What is being asked:
Copy all lines below containing "document".

Materials provided:
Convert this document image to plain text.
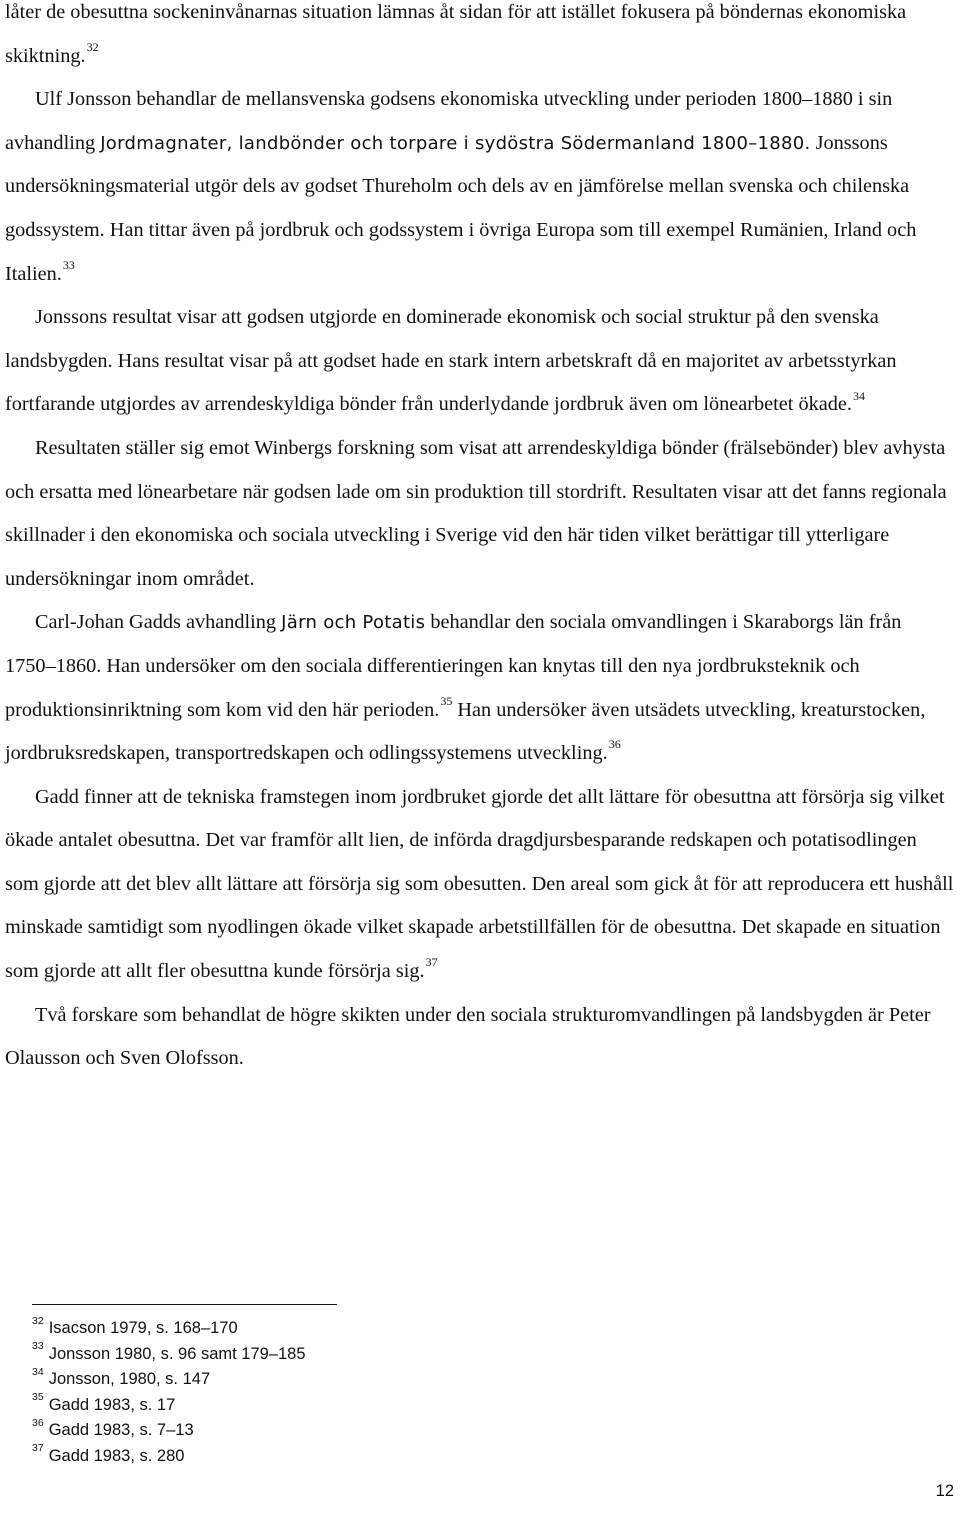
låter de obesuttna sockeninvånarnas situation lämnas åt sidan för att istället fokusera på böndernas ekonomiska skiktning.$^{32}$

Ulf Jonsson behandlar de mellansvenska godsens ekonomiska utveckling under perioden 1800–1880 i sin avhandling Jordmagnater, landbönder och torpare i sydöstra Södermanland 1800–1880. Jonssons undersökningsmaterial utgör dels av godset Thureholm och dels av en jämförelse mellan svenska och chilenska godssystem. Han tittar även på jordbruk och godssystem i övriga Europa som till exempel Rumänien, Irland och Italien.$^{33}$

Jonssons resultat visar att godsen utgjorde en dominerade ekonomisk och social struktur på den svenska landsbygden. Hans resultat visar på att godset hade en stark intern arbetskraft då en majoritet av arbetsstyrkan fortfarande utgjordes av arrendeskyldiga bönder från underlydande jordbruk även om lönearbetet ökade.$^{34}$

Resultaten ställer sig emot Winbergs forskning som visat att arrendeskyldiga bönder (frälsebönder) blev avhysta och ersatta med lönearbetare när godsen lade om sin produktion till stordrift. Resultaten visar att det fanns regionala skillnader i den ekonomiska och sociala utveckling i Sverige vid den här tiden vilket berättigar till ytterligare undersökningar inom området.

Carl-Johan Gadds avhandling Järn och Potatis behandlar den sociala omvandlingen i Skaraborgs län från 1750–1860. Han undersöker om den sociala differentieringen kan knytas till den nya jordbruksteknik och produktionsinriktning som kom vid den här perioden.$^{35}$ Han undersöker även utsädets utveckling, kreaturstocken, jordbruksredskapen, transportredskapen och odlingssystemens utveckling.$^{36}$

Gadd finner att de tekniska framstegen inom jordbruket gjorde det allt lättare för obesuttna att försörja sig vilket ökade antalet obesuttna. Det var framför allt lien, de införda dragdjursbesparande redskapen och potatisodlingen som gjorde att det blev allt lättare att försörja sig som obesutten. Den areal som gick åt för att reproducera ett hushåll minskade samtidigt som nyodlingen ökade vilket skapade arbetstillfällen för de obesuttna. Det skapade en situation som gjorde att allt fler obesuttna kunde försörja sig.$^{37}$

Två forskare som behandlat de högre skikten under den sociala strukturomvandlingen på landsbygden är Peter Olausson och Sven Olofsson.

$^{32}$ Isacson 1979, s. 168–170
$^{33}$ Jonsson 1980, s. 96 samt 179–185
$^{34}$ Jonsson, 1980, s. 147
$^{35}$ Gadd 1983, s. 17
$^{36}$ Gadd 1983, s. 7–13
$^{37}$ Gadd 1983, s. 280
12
...
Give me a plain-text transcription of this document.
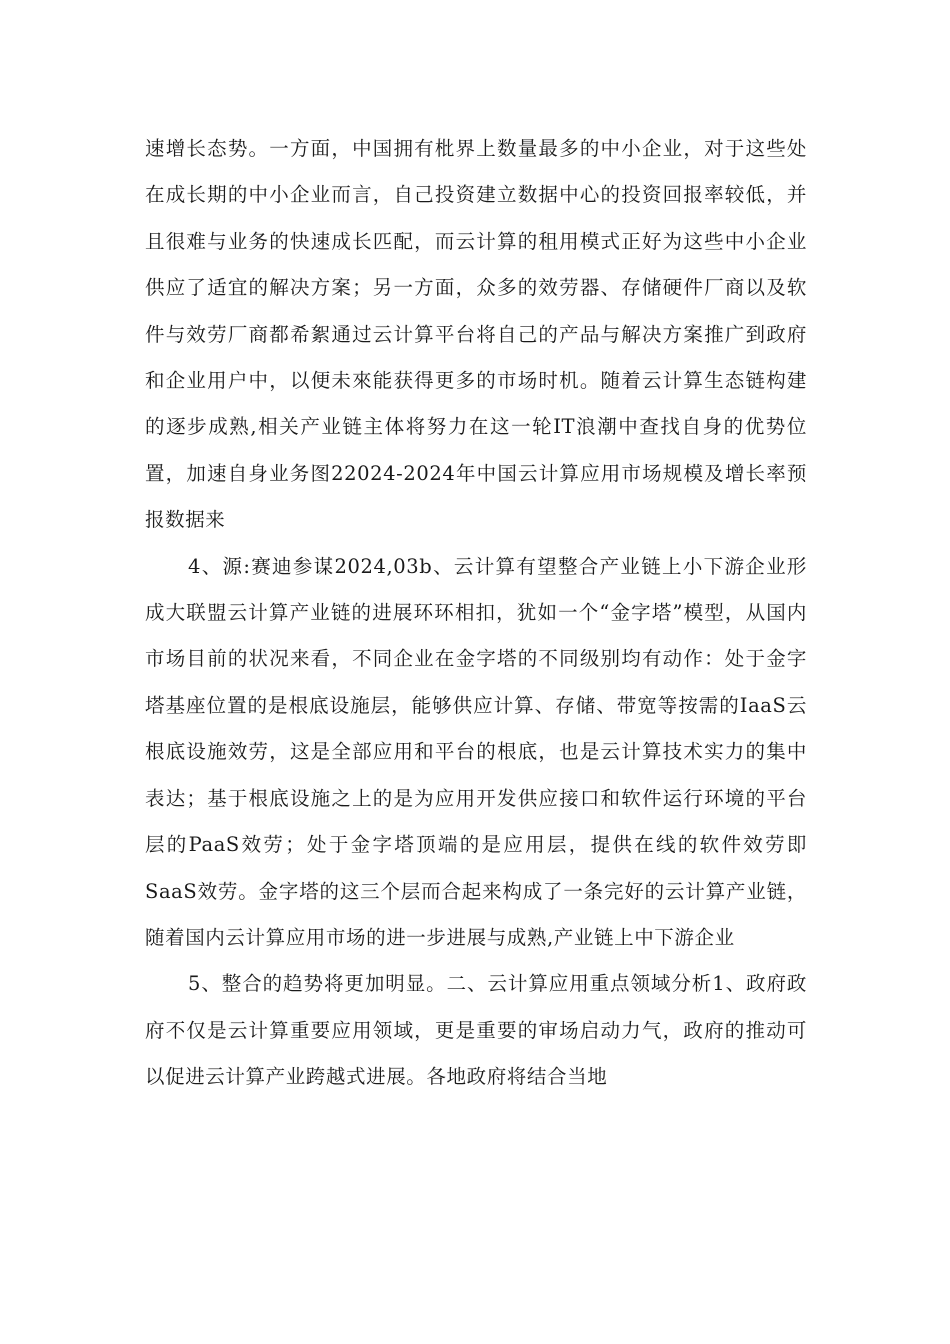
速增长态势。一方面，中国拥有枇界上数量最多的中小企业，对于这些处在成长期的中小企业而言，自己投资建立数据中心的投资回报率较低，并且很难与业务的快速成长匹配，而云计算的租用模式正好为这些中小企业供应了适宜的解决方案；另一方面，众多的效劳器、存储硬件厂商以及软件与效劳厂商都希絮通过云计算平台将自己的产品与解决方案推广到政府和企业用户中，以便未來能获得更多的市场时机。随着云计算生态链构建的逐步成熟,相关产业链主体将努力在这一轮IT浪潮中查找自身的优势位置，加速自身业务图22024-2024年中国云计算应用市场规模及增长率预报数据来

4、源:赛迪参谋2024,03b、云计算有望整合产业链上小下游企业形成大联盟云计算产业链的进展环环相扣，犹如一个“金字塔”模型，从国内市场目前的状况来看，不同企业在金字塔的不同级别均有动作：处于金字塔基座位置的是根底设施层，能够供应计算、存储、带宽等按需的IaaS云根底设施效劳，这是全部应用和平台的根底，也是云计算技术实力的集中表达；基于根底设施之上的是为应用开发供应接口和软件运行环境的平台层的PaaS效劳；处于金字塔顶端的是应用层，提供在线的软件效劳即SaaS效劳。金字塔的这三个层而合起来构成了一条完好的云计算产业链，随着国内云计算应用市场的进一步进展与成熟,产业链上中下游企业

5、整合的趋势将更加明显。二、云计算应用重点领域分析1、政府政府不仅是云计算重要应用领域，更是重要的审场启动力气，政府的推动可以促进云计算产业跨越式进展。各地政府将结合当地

Exercise output:
Convert this document image to plain text.
Give me a plain-text transcription of this document.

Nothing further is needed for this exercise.